* The task *
Every entry below must appear again, exactly as written.

* Data for processing *

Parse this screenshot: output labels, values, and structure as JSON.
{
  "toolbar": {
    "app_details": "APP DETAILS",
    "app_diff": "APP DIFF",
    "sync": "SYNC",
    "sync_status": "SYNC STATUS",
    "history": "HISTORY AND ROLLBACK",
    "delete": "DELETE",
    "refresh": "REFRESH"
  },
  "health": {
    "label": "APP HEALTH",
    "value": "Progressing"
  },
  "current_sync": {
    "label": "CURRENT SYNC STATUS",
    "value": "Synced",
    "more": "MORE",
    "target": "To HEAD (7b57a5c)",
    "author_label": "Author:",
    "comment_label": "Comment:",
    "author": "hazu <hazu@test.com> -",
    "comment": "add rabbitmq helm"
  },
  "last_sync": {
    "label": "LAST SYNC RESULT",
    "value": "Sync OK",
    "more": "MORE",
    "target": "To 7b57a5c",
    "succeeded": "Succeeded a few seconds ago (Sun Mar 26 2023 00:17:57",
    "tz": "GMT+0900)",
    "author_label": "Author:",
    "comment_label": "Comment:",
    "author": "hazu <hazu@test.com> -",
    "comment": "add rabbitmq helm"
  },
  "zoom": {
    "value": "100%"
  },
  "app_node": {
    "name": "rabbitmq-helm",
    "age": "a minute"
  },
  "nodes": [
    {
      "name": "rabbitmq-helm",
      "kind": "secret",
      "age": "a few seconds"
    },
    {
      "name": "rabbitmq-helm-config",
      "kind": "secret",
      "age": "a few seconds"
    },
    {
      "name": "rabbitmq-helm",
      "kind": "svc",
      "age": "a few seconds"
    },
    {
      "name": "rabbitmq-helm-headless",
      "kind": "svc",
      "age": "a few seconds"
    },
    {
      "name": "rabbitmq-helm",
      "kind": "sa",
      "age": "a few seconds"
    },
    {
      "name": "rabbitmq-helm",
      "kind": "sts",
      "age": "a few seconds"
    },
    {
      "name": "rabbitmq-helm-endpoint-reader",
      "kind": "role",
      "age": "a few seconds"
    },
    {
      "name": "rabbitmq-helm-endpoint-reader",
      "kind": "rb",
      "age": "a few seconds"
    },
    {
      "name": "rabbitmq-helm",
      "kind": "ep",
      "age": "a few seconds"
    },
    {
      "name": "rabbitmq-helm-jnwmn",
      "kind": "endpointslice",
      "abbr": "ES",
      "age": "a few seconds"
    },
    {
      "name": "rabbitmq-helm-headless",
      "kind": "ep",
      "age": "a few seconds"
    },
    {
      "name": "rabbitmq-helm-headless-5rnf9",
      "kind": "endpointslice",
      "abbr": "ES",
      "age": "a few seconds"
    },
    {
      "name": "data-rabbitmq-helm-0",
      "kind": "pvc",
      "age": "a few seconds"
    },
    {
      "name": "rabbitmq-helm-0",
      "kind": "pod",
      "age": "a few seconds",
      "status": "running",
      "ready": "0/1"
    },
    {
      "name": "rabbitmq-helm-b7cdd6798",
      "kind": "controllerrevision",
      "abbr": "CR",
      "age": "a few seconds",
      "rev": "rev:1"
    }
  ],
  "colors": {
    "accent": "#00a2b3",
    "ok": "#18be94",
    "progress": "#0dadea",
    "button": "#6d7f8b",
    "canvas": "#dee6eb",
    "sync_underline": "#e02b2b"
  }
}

* Solution for this problem *
Parse this screenshot: output labels, values, and structure as JSON.
{
  "toolbar": {
    "app_details": "APP DETAILS",
    "app_diff": "APP DIFF",
    "sync": "SYNC",
    "sync_status": "SYNC STATUS",
    "history": "HISTORY AND ROLLBACK",
    "delete": "DELETE",
    "refresh": "REFRESH"
  },
  "health": {
    "label": "APP HEALTH",
    "value": "Progressing"
  },
  "current_sync": {
    "label": "CURRENT SYNC STATUS",
    "value": "Synced",
    "more": "MORE",
    "target": "To HEAD (7b57a5c)",
    "author_label": "Author:",
    "comment_label": "Comment:",
    "author": "hazu <hazu@test.com> -",
    "comment": "add rabbitmq helm"
  },
  "last_sync": {
    "label": "LAST SYNC RESULT",
    "value": "Sync OK",
    "more": "MORE",
    "target": "To 7b57a5c",
    "succeeded": "Succeeded a few seconds ago (Sun Mar 26 2023 00:17:57",
    "tz": "GMT+0900)",
    "author_label": "Author:",
    "comment_label": "Comment:",
    "author": "hazu <hazu@test.com> -",
    "comment": "add rabbitmq helm"
  },
  "zoom": {
    "value": "100%"
  },
  "app_node": {
    "name": "rabbitmq-helm",
    "age": "a minute"
  },
  "nodes": [
    {
      "name": "rabbitmq-helm",
      "kind": "secret",
      "age": "a few seconds"
    },
    {
      "name": "rabbitmq-helm-config",
      "kind": "secret",
      "age": "a few seconds"
    },
    {
      "name": "rabbitmq-helm",
      "kind": "svc",
      "age": "a few seconds"
    },
    {
      "name": "rabbitmq-helm-headless",
      "kind": "svc",
      "age": "a few seconds"
    },
    {
      "name": "rabbitmq-helm",
      "kind": "sa",
      "age": "a few seconds"
    },
    {
      "name": "rabbitmq-helm",
      "kind": "sts",
      "age": "a few seconds"
    },
    {
      "name": "rabbitmq-helm-endpoint-reader",
      "kind": "role",
      "age": "a few seconds"
    },
    {
      "name": "rabbitmq-helm-endpoint-reader",
      "kind": "rb",
      "age": "a few seconds"
    },
    {
      "name": "rabbitmq-helm",
      "kind": "ep",
      "age": "a few seconds"
    },
    {
      "name": "rabbitmq-helm-jnwmn",
      "kind": "endpointslice",
      "abbr": "ES",
      "age": "a few seconds"
    },
    {
      "name": "rabbitmq-helm-headless",
      "kind": "ep",
      "age": "a few seconds"
    },
    {
      "name": "rabbitmq-helm-headless-5rnf9",
      "kind": "endpointslice",
      "abbr": "ES",
      "age": "a few seconds"
    },
    {
      "name": "data-rabbitmq-helm-0",
      "kind": "pvc",
      "age": "a few seconds"
    },
    {
      "name": "rabbitmq-helm-0",
      "kind": "pod",
      "age": "a few seconds",
      "status": "running",
      "ready": "0/1"
    },
    {
      "name": "rabbitmq-helm-b7cdd6798",
      "kind": "controllerrevision",
      "abbr": "CR",
      "age": "a few seconds",
      "rev": "rev:1"
    }
  ],
  "colors": {
    "accent": "#00a2b3",
    "ok": "#18be94",
    "progress": "#0dadea",
    "button": "#6d7f8b",
    "canvas": "#dee6eb",
    "sync_underline": "#e02b2b"
  }
}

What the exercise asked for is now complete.